Do this:
Return each entry exactly, with none missing.

--- Information provided ---

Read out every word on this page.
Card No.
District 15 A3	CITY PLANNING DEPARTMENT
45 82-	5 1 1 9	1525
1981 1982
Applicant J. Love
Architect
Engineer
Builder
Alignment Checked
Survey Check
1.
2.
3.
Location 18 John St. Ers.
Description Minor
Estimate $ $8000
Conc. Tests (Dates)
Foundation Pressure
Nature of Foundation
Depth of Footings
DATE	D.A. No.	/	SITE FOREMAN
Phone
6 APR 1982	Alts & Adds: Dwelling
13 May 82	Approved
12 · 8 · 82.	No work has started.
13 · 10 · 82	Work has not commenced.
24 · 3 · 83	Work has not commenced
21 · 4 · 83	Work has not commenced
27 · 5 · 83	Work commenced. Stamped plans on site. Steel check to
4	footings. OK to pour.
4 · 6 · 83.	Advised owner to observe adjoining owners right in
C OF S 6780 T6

---

Finished task:
Read out every word on this page.
Card No.
District 15 A3	CITY PLANNING DEPARTMENT
45 82-	5 1 1 9	1525
1981 1982
Applicant J. Love
Architect
Engineer
Builder
Alignment Checked
Survey Check
1.
2.
3.
Location 18 John St. Ers.
Description Minor
Estimate $ $8000
Conc. Tests (Dates)
Foundation Pressure
Nature of Foundation
Depth of Footings
DATE	D.A. No.	/	SITE FOREMAN
Phone
6 APR 1982	Alts & Adds: Dwelling
13 May 82	Approved
12 · 8 · 82.	No work has started.
13 · 10 · 82	Work has not commenced.
24 · 3 · 83	Work has not commenced
21 · 4 · 83	Work has not commenced
27 · 5 · 83	Work commenced. Stamped plans on site. Steel check to
4	footings. OK to pour.
4 · 6 · 83.	Advised owner to observe adjoining owners right in
C OF S 6780 T6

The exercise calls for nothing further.